→ WORK REQUIRED: Report only the number of lines in the records that contain the word "content".

★ ★ ★ ★ ★

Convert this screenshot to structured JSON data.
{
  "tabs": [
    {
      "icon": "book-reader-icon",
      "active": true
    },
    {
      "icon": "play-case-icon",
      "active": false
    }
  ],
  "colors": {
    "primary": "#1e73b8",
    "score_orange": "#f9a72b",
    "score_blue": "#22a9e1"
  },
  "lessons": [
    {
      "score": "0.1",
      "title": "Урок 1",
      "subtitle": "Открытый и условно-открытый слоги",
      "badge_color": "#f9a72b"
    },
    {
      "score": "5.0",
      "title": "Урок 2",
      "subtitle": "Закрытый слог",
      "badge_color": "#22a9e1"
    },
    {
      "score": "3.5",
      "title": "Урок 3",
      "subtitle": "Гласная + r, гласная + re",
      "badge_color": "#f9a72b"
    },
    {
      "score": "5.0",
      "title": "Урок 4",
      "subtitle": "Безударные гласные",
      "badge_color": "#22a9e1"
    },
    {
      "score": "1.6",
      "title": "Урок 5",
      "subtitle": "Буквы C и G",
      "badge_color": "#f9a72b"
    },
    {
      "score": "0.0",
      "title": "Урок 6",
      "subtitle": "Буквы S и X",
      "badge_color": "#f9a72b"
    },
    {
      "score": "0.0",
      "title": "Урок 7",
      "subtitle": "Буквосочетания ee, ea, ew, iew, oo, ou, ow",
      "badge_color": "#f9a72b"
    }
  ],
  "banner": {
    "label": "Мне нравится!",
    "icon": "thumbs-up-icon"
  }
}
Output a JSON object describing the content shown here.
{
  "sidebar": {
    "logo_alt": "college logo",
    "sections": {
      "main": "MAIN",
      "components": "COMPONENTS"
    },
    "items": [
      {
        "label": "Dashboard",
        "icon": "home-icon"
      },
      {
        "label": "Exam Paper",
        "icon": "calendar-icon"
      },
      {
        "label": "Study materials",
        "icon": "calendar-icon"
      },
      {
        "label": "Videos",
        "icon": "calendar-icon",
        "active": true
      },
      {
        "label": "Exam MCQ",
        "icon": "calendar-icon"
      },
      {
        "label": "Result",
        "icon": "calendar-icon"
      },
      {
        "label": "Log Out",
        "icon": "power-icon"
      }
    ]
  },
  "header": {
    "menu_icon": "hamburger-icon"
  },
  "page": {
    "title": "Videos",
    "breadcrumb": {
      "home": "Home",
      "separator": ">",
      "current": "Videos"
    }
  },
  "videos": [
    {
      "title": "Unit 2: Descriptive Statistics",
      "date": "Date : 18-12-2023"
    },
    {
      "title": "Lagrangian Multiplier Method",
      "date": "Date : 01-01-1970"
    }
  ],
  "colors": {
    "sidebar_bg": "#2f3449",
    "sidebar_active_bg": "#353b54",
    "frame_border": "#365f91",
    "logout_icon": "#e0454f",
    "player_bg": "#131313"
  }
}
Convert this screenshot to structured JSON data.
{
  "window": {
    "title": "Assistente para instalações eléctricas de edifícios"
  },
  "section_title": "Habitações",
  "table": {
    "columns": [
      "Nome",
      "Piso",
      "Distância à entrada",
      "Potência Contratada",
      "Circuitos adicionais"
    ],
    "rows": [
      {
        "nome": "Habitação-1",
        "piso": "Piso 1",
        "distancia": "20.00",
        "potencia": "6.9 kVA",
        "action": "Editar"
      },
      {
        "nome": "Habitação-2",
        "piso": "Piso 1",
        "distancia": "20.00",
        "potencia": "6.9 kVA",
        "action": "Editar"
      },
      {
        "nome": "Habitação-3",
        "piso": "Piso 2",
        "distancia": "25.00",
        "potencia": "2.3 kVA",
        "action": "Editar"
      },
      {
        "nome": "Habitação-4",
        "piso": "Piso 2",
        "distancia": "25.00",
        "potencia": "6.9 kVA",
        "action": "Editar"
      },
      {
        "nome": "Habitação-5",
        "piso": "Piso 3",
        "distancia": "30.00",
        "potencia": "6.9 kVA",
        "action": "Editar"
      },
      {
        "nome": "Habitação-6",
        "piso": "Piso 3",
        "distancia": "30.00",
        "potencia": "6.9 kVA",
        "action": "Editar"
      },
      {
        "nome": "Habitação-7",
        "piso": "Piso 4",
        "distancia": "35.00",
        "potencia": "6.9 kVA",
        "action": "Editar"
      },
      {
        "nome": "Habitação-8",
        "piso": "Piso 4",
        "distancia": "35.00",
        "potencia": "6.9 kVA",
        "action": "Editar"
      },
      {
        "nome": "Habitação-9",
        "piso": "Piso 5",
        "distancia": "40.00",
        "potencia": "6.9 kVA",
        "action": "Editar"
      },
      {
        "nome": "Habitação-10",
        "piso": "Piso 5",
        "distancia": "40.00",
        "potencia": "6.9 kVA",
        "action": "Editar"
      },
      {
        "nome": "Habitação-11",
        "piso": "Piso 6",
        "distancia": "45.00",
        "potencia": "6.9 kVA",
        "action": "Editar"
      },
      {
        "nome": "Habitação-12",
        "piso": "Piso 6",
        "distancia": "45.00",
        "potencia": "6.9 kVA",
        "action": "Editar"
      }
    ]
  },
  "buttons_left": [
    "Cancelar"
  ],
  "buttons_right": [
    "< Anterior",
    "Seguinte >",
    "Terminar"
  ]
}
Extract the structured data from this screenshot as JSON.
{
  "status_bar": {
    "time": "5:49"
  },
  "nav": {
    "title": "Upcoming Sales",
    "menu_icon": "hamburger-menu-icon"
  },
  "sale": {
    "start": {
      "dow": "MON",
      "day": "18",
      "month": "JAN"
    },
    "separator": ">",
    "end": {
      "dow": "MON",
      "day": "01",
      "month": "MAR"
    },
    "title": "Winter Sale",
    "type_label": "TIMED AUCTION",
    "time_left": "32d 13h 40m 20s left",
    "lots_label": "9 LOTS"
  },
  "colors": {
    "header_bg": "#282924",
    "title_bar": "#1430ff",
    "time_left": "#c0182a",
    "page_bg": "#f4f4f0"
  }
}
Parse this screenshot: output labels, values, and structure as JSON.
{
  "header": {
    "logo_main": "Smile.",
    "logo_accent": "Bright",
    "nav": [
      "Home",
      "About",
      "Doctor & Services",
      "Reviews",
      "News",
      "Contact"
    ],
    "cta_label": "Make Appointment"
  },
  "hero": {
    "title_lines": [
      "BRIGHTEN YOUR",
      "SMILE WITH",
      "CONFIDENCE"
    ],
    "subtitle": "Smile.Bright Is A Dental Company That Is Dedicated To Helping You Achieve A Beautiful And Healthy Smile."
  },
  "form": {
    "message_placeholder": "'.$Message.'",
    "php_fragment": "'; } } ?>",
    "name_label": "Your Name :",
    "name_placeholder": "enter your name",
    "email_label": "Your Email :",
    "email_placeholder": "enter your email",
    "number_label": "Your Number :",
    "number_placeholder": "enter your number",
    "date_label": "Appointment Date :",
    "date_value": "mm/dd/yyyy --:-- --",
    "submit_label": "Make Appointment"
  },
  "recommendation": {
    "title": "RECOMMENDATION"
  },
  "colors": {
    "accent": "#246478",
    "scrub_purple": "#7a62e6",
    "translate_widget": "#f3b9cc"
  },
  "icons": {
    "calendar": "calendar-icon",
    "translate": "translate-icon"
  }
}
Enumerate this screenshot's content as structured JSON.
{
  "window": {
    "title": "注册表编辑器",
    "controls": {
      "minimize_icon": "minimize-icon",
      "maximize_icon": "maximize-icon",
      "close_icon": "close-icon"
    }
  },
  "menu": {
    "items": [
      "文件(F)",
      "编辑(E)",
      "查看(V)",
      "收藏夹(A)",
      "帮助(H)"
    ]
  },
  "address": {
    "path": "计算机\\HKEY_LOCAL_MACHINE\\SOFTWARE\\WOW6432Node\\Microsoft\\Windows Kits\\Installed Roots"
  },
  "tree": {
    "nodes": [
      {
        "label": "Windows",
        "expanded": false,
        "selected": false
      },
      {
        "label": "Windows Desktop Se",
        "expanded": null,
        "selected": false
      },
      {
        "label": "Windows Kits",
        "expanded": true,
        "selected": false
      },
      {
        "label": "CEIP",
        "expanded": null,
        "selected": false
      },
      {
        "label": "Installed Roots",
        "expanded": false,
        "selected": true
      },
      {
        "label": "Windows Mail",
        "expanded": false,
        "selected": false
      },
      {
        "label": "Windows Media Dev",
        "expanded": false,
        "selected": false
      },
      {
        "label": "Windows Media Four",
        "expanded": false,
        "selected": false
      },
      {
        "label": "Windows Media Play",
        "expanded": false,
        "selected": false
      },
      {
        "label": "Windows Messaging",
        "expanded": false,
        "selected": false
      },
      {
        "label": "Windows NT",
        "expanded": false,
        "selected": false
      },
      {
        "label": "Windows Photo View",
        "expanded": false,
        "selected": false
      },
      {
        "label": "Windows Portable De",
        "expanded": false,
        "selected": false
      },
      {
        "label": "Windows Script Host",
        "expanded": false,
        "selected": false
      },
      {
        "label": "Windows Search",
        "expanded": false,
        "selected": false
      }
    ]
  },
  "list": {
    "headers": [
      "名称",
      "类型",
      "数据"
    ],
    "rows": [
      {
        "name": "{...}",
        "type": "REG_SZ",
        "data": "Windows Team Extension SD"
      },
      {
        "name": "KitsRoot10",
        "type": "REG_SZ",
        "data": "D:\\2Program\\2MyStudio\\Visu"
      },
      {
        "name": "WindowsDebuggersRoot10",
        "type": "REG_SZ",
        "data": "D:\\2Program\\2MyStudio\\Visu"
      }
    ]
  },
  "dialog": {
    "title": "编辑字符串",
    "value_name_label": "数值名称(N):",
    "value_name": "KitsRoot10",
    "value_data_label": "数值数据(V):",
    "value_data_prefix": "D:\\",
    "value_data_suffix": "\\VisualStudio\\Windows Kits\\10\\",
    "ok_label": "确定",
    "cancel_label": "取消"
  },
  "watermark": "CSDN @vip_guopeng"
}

★ ★ ★ ★ ★

→ SOLUTION FOR THIS TASK: 2